(Some records)
_ _ _ _

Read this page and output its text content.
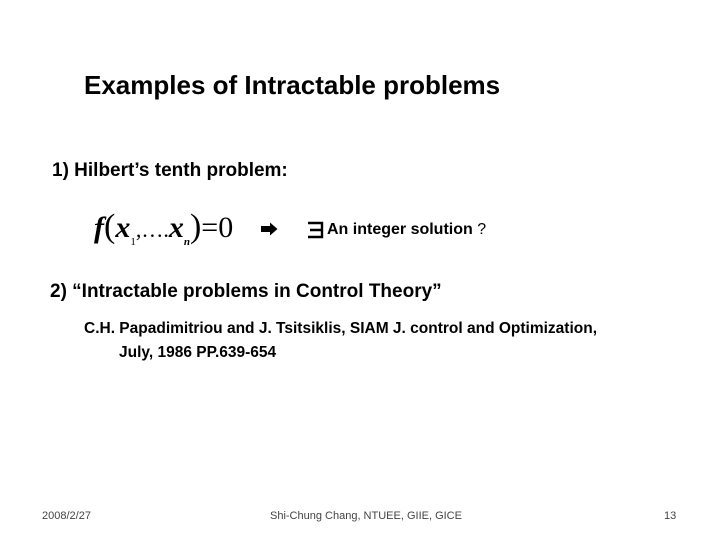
Examples of Intractable problems
1) Hilbert’s tenth problem:
$f(x_1,\dots.x_n)=0$	An integer solution ?
2) “Intractable problems in Control Theory”
C.H. Papadimitriou and J. Tsitsiklis, SIAM J. control and Optimization,
July, 1986 PP.639-654
2008/2/27	Shi-Chung Chang, NTUEE, GIIE, GICE	13
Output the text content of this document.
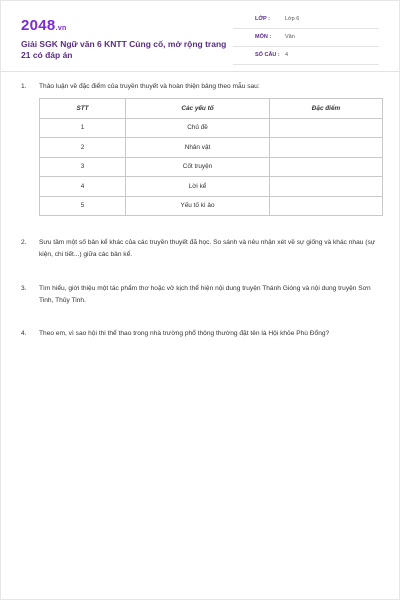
2048.vn
Giải SGK Ngữ văn 6 KNTT Củng cố, mở rộng trang 21 có đáp án
LỚP :	Lớp 6
MÔN :	Văn
SỐ CÂU : 4
1. Thảo luận về đặc điểm của truyền thuyết và hoàn thiện bảng theo mẫu sau:
STT	Các yếu tố	Đặc điểm
1	Chủ đề	
2	Nhân vật	
3	Cốt truyện	
4	Lời kể	
5	Yếu tố kì ảo	
2. Sưu tầm một số bản kể khác của các truyền thuyết đã học. So sánh và nêu nhận xét về sự giống và khác nhau (sự kiện, chi tiết...) giữa các bản kể.
3. Tìm hiểu, giới thiệu một tác phẩm thơ hoặc vở kịch thể hiện nội dung truyện Thánh Gióng và nội dung truyện Sơn Tinh, Thủy Tinh.
4. Theo em, vì sao hội thi thể thao trong nhà trường phổ thông thường đặt tên là Hội khỏe Phù Đổng?
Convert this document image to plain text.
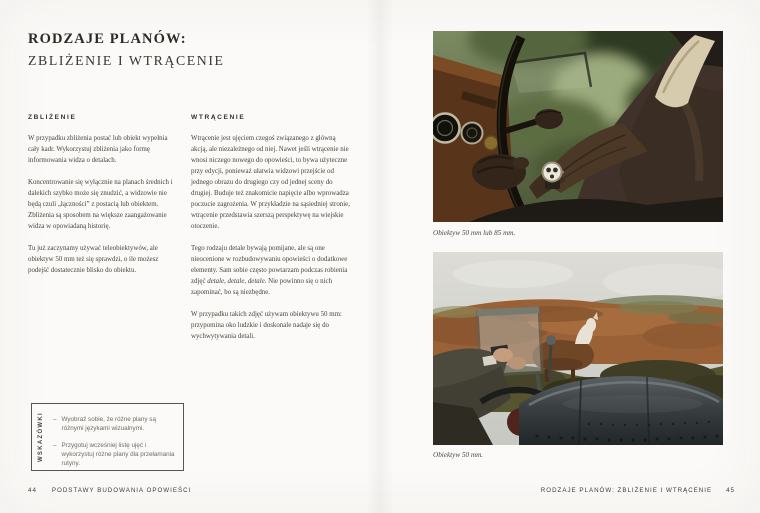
RODZAJE PLANÓW:
ZBLIŻENIE I WTRĄCENIE
ZBLIŻENIE

W przypadku zbliżenia postać lub obiekt wypełnia cały kadr. Wykorzystuj zbliżenia jako formę informowania widza o detalach.

Koncentrowanie się wyłącznie na planach średnich i dalekich szybko może się znudzić, a widzowie nie będą czuli „łączności” z postacią lub obiektem. Zbliżenia są sposobem na większe zaangażowanie widza w opowiadaną historię.

Tu już zaczynamy używać teleobiektywów, ale obiektyw 50 mm też się sprawdzi, o ile możesz podejść dostatecznie blisko do obiektu.

WTRĄCENIE

Wtrącenie jest ujęciem czegoś związanego z główną akcją, ale niezależnego od niej. Nawet jeśli wtrącenie nie wnosi niczego nowego do opowieści, to bywa użyteczne przy edycji, ponieważ ułatwia widzowi przejście od jednego obrazu do drugiego czy od jednej sceny do drugiej. Buduje też znakomicie napięcie albo wprowadza poczucie zagrożenia. W przykładzie na sąsiedniej stronie, wtrącenie przedstawia szerszą perspektywę na wiejskie otoczenie.

Tego rodzaju detale bywają pomijane, ale są one nieocenione w rozbudowywaniu opowieści o dodatkowe elementy. Sam sobie często powtarzam podczas robienia zdjęć detale, detale, detale. Nie powinno się o nich zapominać, bo są niezbędne.

W przypadku takich zdjęć używam obiektywu 50 mm: przypomina oko ludzkie i doskonale nadaje się do wychwytywania detali.

WSKAZÓWKI – Wyobraź sobie, że różne plany są różnymi językami wizualnymi.
– Przygotuj wcześniej listę ujęć i wykorzystuj różne plany dla przełamania rutyny.
44 PODSTAWY BUDOWANIA OPOWIEŚCI
Obiektyw 50 mm lub 85 mm.
Obiektyw 50 mm.
RODZAJE PLANÓW: ZBLIŻENIE I WTRĄCENIE 45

_ _ _ _

TASK INSTRUCTIONS. Scan the material above for the string "truyện" and report each line where you find it.

ANSWER FOR THE TASK.
3	Cốt truyện	
3. Tìm hiểu, giới thiệu một tác phẩm thơ hoặc vở kịch thể hiện nội dung truyện Thánh Gióng và nội dung truyện Sơn Tinh, Thủy Tinh.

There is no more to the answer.